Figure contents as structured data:
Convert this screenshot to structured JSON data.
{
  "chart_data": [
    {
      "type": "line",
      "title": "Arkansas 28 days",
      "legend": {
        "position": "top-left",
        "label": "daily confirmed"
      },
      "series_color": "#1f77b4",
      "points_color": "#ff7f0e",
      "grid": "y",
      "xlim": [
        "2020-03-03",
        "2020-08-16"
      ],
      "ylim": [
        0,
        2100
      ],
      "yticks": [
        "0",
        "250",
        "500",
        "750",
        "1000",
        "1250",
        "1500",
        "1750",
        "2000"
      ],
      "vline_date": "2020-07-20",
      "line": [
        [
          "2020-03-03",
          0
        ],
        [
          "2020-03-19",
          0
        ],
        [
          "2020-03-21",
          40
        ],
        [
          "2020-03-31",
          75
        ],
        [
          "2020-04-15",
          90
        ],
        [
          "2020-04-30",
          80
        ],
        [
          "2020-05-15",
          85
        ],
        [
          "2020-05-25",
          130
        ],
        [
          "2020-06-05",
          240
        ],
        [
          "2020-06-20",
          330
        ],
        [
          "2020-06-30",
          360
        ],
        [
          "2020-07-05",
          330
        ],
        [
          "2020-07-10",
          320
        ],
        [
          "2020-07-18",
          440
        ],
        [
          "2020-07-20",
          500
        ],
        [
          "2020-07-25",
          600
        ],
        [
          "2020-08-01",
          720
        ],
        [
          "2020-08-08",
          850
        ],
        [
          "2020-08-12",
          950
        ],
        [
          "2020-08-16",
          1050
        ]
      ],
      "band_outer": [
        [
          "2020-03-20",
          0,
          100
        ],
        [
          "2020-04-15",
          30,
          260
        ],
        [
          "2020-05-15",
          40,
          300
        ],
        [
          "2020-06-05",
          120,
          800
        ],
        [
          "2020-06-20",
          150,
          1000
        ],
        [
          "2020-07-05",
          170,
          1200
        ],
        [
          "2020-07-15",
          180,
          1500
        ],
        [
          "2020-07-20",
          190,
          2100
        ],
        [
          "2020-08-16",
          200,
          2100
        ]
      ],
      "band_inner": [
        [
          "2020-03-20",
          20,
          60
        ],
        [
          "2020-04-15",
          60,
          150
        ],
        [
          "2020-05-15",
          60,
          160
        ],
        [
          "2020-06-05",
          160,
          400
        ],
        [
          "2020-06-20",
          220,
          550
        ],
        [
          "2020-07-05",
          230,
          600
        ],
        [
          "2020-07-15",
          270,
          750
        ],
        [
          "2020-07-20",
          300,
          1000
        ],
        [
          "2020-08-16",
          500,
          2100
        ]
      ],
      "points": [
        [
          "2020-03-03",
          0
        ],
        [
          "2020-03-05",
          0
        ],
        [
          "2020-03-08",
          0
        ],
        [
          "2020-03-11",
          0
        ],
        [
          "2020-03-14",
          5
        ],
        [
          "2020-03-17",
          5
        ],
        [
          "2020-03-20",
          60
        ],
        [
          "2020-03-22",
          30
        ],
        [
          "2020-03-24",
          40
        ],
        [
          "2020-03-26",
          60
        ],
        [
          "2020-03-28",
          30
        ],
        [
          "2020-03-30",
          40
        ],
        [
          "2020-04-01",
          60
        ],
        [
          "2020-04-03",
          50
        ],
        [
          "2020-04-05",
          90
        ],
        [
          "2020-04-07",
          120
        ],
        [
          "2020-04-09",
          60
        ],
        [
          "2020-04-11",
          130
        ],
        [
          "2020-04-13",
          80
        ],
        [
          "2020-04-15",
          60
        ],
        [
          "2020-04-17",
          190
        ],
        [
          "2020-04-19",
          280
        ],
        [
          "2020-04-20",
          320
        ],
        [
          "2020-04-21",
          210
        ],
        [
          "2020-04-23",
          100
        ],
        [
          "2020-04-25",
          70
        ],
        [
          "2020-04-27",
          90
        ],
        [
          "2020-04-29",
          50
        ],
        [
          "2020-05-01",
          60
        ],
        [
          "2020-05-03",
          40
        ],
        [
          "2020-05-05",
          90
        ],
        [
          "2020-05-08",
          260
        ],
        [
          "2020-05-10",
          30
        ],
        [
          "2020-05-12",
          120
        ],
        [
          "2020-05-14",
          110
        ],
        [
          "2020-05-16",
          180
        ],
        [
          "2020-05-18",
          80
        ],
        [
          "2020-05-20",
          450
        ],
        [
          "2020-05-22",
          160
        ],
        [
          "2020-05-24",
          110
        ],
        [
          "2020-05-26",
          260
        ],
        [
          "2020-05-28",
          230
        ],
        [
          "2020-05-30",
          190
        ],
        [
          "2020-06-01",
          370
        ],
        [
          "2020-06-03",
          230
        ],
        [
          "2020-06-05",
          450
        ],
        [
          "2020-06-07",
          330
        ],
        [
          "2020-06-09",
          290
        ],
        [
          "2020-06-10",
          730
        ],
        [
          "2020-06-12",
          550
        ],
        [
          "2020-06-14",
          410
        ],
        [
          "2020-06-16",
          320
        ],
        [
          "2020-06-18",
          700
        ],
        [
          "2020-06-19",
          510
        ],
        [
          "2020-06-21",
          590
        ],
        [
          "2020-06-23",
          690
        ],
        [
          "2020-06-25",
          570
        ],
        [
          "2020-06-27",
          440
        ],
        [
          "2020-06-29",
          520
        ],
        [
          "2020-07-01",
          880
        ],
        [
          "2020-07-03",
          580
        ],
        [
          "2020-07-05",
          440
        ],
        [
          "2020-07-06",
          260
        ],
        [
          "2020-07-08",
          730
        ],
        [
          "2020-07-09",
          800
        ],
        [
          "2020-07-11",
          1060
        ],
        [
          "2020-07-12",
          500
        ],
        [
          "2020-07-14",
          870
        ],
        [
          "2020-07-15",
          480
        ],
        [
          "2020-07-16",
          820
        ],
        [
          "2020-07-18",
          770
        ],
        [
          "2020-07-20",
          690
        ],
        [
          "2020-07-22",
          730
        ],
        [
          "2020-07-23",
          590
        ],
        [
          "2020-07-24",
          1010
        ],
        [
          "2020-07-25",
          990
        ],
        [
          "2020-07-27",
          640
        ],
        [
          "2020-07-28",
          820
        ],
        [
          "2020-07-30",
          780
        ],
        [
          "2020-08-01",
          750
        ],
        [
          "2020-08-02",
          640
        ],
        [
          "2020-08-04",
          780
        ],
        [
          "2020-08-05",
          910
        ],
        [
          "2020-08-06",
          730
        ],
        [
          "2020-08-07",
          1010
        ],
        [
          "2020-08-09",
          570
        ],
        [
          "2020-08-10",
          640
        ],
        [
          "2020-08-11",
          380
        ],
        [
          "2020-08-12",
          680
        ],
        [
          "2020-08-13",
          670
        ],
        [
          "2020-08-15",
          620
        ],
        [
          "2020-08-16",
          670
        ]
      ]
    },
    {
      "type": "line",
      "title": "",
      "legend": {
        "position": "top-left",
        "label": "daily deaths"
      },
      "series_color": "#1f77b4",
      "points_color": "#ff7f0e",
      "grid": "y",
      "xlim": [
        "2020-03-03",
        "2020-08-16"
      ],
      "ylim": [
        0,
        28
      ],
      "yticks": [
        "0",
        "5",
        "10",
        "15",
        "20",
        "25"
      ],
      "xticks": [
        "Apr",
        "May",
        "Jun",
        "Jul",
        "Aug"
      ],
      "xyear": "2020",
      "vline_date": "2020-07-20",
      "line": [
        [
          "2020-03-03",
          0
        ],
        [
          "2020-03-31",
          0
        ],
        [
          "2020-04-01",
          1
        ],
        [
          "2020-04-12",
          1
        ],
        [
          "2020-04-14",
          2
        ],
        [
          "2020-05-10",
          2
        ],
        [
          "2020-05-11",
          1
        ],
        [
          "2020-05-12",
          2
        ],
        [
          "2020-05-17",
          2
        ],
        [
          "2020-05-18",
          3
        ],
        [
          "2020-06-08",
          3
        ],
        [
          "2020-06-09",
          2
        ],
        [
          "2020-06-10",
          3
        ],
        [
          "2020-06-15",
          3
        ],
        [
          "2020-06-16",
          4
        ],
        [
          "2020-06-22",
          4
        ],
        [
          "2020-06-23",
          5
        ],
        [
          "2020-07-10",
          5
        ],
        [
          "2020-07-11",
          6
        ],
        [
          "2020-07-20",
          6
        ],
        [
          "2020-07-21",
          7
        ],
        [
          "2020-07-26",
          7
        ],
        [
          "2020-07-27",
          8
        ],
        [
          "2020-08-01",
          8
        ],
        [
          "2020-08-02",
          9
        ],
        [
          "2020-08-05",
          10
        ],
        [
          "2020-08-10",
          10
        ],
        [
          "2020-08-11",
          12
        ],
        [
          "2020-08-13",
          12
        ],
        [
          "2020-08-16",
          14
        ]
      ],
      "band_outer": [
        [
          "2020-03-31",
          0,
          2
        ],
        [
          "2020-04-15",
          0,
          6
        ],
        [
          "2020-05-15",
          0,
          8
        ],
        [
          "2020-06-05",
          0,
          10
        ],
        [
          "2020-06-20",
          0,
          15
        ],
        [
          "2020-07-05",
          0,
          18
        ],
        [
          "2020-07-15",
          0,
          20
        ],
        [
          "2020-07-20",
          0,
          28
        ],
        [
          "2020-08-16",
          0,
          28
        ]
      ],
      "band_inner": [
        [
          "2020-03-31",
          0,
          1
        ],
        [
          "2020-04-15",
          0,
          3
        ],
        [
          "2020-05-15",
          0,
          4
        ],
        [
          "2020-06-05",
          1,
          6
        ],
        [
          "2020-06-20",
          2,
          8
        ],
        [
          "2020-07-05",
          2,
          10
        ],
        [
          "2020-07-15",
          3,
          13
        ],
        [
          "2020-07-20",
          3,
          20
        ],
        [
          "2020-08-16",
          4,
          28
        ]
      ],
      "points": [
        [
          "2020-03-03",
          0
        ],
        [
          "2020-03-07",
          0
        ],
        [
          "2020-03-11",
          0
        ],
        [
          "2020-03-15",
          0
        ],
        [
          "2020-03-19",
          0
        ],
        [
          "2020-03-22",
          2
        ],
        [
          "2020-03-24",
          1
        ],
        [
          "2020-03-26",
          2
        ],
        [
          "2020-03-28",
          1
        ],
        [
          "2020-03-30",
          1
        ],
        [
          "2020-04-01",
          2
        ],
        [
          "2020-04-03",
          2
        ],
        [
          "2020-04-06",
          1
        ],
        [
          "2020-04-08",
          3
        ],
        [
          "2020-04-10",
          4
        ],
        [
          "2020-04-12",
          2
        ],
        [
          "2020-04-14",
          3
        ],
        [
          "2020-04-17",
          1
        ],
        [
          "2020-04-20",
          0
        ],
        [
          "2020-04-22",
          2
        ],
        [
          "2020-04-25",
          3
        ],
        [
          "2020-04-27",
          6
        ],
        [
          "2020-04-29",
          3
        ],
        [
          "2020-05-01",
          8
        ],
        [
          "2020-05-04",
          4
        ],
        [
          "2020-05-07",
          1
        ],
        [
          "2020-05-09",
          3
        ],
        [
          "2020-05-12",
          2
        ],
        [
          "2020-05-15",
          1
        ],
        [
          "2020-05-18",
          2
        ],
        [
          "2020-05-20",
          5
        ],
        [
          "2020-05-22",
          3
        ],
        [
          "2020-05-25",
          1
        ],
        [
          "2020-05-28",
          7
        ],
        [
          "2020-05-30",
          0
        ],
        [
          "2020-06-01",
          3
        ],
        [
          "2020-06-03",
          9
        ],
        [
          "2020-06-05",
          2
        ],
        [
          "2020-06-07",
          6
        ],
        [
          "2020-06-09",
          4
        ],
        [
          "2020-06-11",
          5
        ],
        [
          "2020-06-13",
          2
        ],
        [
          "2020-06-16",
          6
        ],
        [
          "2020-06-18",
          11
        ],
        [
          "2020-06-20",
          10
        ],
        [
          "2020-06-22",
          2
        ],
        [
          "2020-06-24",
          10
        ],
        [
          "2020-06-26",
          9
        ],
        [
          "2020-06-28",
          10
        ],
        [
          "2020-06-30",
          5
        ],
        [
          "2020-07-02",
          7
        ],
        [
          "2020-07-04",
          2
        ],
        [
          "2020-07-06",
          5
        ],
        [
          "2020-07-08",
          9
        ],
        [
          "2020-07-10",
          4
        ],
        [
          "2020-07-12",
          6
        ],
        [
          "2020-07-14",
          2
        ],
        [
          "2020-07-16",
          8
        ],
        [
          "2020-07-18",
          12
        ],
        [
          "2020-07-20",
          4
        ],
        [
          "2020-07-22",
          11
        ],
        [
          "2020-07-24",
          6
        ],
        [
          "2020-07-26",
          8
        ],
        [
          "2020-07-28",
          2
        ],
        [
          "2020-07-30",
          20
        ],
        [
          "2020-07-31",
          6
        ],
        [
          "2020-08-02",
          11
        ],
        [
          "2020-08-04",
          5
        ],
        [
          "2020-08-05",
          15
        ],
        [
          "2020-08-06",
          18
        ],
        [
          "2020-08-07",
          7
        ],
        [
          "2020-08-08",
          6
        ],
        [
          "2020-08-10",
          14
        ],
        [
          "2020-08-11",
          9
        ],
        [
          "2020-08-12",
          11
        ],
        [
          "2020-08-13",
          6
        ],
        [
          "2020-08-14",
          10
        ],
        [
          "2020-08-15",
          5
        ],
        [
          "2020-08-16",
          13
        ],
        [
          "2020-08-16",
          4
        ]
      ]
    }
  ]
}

Aim: Filter the records above and return every line that holds the word "daily".

Response to this task:
        "label": "daily confirmed"
        "label": "daily deaths"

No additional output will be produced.